Data for processing
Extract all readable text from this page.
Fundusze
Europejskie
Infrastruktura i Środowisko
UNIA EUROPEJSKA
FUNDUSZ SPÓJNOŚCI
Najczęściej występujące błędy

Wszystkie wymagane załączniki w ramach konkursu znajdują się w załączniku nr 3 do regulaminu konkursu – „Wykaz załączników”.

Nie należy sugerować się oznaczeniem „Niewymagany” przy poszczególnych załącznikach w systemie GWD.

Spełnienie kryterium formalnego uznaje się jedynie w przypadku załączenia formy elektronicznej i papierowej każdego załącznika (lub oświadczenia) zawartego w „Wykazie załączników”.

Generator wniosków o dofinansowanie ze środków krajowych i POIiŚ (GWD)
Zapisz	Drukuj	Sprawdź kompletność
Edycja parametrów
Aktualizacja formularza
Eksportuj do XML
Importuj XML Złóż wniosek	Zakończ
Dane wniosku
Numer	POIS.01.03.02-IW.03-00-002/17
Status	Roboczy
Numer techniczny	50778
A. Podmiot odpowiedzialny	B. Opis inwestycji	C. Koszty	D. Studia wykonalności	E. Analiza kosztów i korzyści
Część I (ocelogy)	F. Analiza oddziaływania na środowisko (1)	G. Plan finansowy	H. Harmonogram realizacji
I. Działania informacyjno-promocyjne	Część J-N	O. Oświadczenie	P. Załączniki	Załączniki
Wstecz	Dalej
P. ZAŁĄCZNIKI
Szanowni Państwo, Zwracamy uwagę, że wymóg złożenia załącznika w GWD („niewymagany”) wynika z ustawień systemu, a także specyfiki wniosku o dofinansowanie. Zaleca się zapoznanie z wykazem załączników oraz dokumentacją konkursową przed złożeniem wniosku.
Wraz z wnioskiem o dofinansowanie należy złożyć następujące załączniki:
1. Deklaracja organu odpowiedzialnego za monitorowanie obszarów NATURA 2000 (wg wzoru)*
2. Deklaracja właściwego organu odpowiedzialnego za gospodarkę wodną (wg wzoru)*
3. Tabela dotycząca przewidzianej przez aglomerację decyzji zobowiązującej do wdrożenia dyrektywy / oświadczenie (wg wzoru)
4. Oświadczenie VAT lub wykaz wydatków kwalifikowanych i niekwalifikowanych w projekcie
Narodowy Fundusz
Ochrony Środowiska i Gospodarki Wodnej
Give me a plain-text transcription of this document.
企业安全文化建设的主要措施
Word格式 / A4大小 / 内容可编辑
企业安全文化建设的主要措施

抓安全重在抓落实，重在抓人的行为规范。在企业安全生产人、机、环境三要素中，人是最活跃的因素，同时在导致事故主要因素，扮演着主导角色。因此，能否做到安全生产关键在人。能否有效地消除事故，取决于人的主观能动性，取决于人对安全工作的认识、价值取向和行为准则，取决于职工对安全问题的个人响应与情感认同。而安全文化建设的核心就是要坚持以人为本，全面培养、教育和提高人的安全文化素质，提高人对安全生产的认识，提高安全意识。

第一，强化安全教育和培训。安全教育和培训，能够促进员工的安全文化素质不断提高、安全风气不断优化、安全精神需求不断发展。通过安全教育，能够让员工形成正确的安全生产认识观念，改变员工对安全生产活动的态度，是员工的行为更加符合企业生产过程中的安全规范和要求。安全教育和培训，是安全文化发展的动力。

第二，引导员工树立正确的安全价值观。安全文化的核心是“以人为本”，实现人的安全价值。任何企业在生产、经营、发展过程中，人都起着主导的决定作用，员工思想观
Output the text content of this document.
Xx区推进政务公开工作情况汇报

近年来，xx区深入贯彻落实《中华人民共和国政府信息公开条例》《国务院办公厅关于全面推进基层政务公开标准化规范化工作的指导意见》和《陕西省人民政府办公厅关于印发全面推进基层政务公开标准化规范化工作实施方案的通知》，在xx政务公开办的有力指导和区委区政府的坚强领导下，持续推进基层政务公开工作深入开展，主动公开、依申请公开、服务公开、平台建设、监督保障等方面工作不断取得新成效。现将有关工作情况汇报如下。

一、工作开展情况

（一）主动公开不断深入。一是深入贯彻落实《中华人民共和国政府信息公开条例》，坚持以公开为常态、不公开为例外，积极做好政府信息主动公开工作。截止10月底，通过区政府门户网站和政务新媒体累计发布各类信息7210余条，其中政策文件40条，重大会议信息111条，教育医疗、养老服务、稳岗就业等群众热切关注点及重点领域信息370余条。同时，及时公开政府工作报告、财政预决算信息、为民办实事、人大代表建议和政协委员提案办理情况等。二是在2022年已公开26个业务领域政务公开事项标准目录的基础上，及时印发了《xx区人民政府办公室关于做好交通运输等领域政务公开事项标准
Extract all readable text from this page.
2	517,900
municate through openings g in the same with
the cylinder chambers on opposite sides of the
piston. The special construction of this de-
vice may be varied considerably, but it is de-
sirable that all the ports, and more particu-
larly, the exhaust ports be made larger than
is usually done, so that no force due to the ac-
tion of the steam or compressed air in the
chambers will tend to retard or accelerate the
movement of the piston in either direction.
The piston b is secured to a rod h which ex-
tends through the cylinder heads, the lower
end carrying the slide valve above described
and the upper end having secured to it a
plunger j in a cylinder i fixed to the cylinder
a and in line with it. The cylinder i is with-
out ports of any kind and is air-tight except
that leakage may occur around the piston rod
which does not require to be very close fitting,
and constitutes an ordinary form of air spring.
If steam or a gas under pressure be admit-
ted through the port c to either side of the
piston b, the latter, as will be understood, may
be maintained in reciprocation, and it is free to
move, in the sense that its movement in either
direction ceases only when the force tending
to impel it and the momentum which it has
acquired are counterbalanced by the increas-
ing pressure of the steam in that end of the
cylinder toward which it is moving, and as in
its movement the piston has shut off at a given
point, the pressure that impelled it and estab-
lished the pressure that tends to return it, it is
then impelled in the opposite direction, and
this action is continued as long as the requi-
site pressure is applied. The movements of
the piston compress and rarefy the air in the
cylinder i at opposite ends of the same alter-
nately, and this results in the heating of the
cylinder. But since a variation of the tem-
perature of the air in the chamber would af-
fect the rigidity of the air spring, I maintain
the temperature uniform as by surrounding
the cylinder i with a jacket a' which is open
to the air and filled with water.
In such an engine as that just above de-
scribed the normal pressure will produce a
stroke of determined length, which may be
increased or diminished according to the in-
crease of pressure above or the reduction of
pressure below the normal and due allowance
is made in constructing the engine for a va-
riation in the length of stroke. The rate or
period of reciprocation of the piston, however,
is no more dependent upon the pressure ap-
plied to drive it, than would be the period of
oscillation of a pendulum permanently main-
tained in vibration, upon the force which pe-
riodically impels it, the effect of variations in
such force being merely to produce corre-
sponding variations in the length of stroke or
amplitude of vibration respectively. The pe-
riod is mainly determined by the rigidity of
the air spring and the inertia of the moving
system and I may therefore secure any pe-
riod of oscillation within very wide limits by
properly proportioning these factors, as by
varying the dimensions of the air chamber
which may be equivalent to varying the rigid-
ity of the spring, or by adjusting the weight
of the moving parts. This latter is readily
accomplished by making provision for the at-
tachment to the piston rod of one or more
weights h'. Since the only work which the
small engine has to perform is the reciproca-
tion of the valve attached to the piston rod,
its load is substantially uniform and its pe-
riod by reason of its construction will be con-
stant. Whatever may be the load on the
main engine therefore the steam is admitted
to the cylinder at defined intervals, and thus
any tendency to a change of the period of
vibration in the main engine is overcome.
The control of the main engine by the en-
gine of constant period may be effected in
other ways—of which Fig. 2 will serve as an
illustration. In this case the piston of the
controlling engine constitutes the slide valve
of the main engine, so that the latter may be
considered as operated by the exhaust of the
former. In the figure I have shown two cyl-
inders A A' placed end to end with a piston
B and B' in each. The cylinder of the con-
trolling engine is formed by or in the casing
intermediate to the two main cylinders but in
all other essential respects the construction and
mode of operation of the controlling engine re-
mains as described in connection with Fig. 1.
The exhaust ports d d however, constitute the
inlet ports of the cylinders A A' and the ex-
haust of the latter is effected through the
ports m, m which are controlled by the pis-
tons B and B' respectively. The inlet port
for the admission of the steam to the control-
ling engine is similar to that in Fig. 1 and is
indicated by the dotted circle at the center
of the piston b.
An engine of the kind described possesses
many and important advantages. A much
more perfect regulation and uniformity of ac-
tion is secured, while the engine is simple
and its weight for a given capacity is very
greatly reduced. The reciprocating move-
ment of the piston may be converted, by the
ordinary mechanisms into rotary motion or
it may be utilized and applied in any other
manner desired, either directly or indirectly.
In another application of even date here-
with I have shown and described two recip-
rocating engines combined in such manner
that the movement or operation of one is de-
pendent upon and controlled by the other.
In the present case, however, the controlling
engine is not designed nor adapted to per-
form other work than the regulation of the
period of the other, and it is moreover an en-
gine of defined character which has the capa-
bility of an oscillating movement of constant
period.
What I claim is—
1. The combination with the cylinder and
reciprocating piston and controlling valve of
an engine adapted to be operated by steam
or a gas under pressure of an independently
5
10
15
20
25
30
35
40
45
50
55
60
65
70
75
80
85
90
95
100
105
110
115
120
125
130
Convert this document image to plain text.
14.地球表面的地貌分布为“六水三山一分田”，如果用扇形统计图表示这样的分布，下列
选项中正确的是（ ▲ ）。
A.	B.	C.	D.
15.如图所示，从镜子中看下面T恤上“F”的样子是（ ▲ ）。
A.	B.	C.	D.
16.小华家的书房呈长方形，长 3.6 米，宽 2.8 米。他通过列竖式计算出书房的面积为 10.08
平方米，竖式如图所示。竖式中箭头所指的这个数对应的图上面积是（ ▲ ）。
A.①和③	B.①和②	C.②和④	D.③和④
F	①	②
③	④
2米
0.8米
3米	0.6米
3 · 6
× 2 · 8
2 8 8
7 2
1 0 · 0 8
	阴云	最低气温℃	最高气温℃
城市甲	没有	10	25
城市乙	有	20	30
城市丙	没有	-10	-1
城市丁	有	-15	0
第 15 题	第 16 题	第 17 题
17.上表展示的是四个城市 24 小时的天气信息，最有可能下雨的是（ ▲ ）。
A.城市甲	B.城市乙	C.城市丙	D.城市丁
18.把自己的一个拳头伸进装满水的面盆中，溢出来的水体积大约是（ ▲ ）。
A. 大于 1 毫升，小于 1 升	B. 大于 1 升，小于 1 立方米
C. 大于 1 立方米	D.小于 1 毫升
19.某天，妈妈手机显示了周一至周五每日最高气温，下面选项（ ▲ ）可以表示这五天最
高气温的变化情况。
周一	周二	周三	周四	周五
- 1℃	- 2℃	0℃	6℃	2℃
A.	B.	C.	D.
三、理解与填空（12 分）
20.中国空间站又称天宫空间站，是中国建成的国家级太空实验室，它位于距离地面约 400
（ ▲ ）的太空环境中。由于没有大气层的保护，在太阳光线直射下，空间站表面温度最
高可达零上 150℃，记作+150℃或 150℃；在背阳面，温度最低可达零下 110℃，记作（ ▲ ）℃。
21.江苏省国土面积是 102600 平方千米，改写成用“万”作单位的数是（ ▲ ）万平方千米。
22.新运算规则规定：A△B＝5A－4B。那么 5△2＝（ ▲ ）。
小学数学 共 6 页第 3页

What is being asked
Pick out the lines containing the word "text" and show them.

Written response
Extract all readable text from this page.
Give me a plain-text transcription of this document.
Output the text content of this document.
Extract all readable text from this page.
Convert this document image to plain text.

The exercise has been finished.